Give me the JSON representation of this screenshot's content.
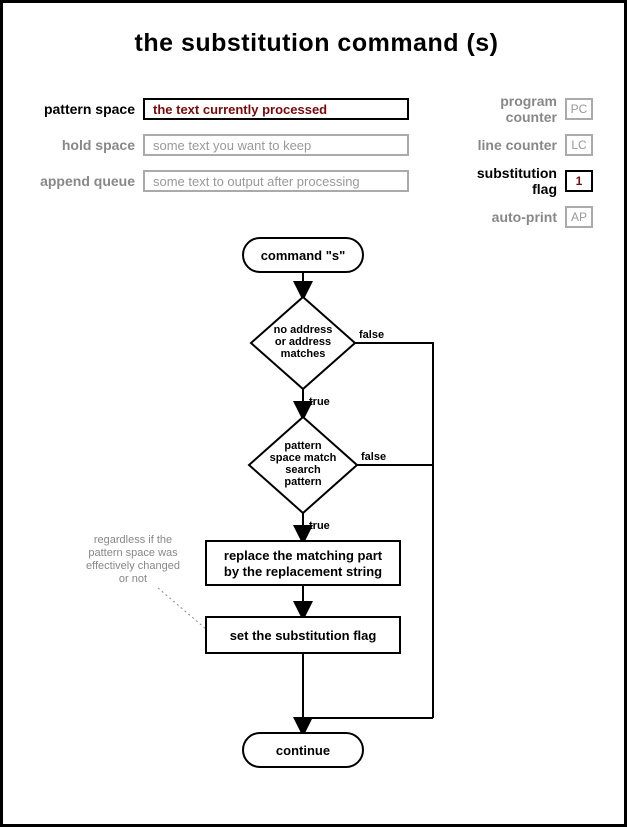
{
  "title": "the substitution command (s)",
  "fields": {
    "pattern_space": {
      "label": "pattern space",
      "value": "the text currently processed",
      "active": true
    },
    "hold_space": {
      "label": "hold space",
      "value": "some text you want to keep",
      "active": false
    },
    "append_queue": {
      "label": "append queue",
      "value": "some text to output after processing",
      "active": false
    },
    "program_counter": {
      "label": "program counter",
      "badge": "PC",
      "active": false
    },
    "line_counter": {
      "label": "line counter",
      "badge": "LC",
      "active": false
    },
    "substitution_flag": {
      "label": "substitution flag",
      "badge": "1",
      "active": true
    },
    "auto_print": {
      "label": "auto-print",
      "badge": "AP",
      "active": false
    }
  },
  "flow": {
    "start": "command \"s\"",
    "dec1_line1": "no address",
    "dec1_line2": "or address",
    "dec1_line3": "matches",
    "dec2_line1": "pattern",
    "dec2_line2": "space match",
    "dec2_line3": "search",
    "dec2_line4": "pattern",
    "box1_line1": "replace the matching part",
    "box1_line2": "by the replacement string",
    "box2": "set the substitution flag",
    "end": "continue",
    "true": "true",
    "false": "false",
    "note_line1": "regardless if the",
    "note_line2": "pattern space was",
    "note_line3": "effectively changed",
    "note_line4": "or not"
  }
}
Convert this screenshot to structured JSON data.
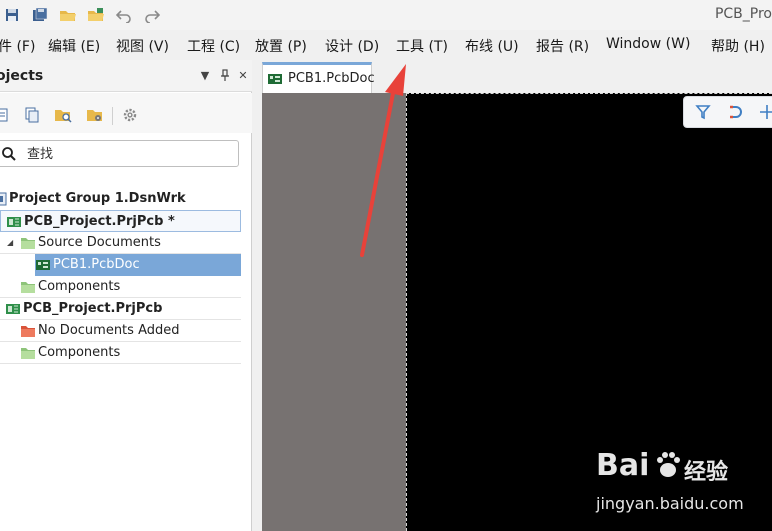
{
  "window": {
    "title": "PCB_Pro"
  },
  "quick_access": [
    {
      "name": "save-icon"
    },
    {
      "name": "save-all-icon"
    },
    {
      "name": "open-folder-icon"
    },
    {
      "name": "open-project-icon"
    },
    {
      "name": "undo-icon"
    },
    {
      "name": "redo-icon"
    }
  ],
  "menu": {
    "file": "件 (F)",
    "edit": "编辑 (E)",
    "view": "视图 (V)",
    "project": "工程 (C)",
    "place": "放置 (P)",
    "design": "设计 (D)",
    "tools": "工具 (T)",
    "route": "布线 (U)",
    "reports": "报告 (R)",
    "window": "Window (W)",
    "help": "帮助 (H)"
  },
  "panel": {
    "title": "ojects",
    "controls": {
      "menu": "▼",
      "pin": "⊣",
      "close": "✕"
    },
    "search": {
      "placeholder": "查找"
    },
    "tree": {
      "group": "Project Group 1.DsnWrk",
      "project1": "PCB_Project.PrjPcb *",
      "source_docs": "Source Documents",
      "pcbdoc": "PCB1.PcbDoc",
      "components1": "Components",
      "project2": "PCB_Project.PrjPcb",
      "no_docs": "No Documents Added",
      "components2": "Components"
    }
  },
  "doc": {
    "tab_label": "PCB1.PcbDoc"
  },
  "colors": {
    "selection": "#7aa7d8",
    "canvas_bg": "#000000",
    "canvas_gray": "#777271",
    "arrow": "#e8423a"
  },
  "watermark": {
    "brand": "Bai",
    "brand2": "du",
    "cn": "经验",
    "url": "jingyan.baidu.com"
  }
}
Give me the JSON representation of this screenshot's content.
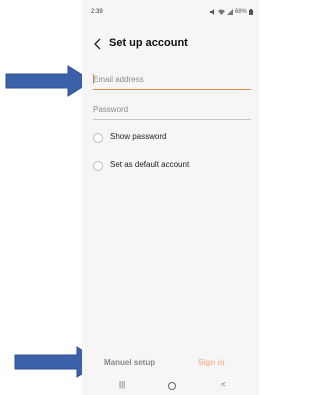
{
  "status_bar": {
    "time": "2:39",
    "battery_text": "68%"
  },
  "header": {
    "title": "Set up account"
  },
  "form": {
    "email_placeholder": "Email address",
    "password_placeholder": "Password",
    "show_password_label": "Show password",
    "default_account_label": "Set as default account"
  },
  "actions": {
    "manual_setup_label": "Manuel setup",
    "sign_in_label": "Sign in"
  },
  "nav_bar": {
    "recent_glyph": "|||",
    "back_glyph": "<"
  },
  "colors": {
    "accent": "#e58a3a",
    "sign_in_disabled": "#f5b89a",
    "annotation_arrow": "#3b62a8"
  },
  "icons": [
    "back-chevron-icon",
    "mute-icon",
    "wifi-icon",
    "signal-icon",
    "battery-icon",
    "recent-apps-icon",
    "home-icon",
    "nav-back-icon",
    "annotation-arrow-icon"
  ]
}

GIVEN INSTRUCTION:
The data above should be repeated exactly, minus any pictures.

EXERCISE RESULT:
Give me the JSON representation of this screenshot's content.
{
  "title": "the substitution command (s)",
  "fields": {
    "pattern_space": {
      "label": "pattern space",
      "value": "the text currently processed",
      "active": true
    },
    "hold_space": {
      "label": "hold space",
      "value": "some text you want to keep",
      "active": false
    },
    "append_queue": {
      "label": "append queue",
      "value": "some text to output after processing",
      "active": false
    },
    "program_counter": {
      "label": "program counter",
      "badge": "PC",
      "active": false
    },
    "line_counter": {
      "label": "line counter",
      "badge": "LC",
      "active": false
    },
    "substitution_flag": {
      "label": "substitution flag",
      "badge": "1",
      "active": true
    },
    "auto_print": {
      "label": "auto-print",
      "badge": "AP",
      "active": false
    }
  },
  "flow": {
    "start": "command \"s\"",
    "dec1_line1": "no address",
    "dec1_line2": "or address",
    "dec1_line3": "matches",
    "dec2_line1": "pattern",
    "dec2_line2": "space match",
    "dec2_line3": "search",
    "dec2_line4": "pattern",
    "box1_line1": "replace the matching part",
    "box1_line2": "by the replacement string",
    "box2": "set the substitution flag",
    "end": "continue",
    "true": "true",
    "false": "false",
    "note_line1": "regardless if the",
    "note_line2": "pattern space was",
    "note_line3": "effectively changed",
    "note_line4": "or not"
  }
}
Convert this screenshot to structured JSON data.
{
  "window": {
    "title": "PCB_Pro"
  },
  "quick_access": [
    {
      "name": "save-icon"
    },
    {
      "name": "save-all-icon"
    },
    {
      "name": "open-folder-icon"
    },
    {
      "name": "open-project-icon"
    },
    {
      "name": "undo-icon"
    },
    {
      "name": "redo-icon"
    }
  ],
  "menu": {
    "file": "件 (F)",
    "edit": "编辑 (E)",
    "view": "视图 (V)",
    "project": "工程 (C)",
    "place": "放置 (P)",
    "design": "设计 (D)",
    "tools": "工具 (T)",
    "route": "布线 (U)",
    "reports": "报告 (R)",
    "window": "Window (W)",
    "help": "帮助 (H)"
  },
  "panel": {
    "title": "ojects",
    "controls": {
      "menu": "▼",
      "pin": "⊣",
      "close": "✕"
    },
    "search": {
      "placeholder": "查找"
    },
    "tree": {
      "group": "Project Group 1.DsnWrk",
      "project1": "PCB_Project.PrjPcb *",
      "source_docs": "Source Documents",
      "pcbdoc": "PCB1.PcbDoc",
      "components1": "Components",
      "project2": "PCB_Project.PrjPcb",
      "no_docs": "No Documents Added",
      "components2": "Components"
    }
  },
  "doc": {
    "tab_label": "PCB1.PcbDoc"
  },
  "colors": {
    "selection": "#7aa7d8",
    "canvas_bg": "#000000",
    "canvas_gray": "#777271",
    "arrow": "#e8423a"
  },
  "watermark": {
    "brand": "Bai",
    "brand2": "du",
    "cn": "经验",
    "url": "jingyan.baidu.com"
  }
}
Give me the JSON representation of this screenshot's content.
{
  "status_bar": {
    "time": "2:39",
    "battery_text": "68%"
  },
  "header": {
    "title": "Set up account"
  },
  "form": {
    "email_placeholder": "Email address",
    "password_placeholder": "Password",
    "show_password_label": "Show password",
    "default_account_label": "Set as default account"
  },
  "actions": {
    "manual_setup_label": "Manuel setup",
    "sign_in_label": "Sign in"
  },
  "nav_bar": {
    "recent_glyph": "|||",
    "back_glyph": "<"
  },
  "colors": {
    "accent": "#e58a3a",
    "sign_in_disabled": "#f5b89a",
    "annotation_arrow": "#3b62a8"
  },
  "icons": [
    "back-chevron-icon",
    "mute-icon",
    "wifi-icon",
    "signal-icon",
    "battery-icon",
    "recent-apps-icon",
    "home-icon",
    "nav-back-icon",
    "annotation-arrow-icon"
  ]
}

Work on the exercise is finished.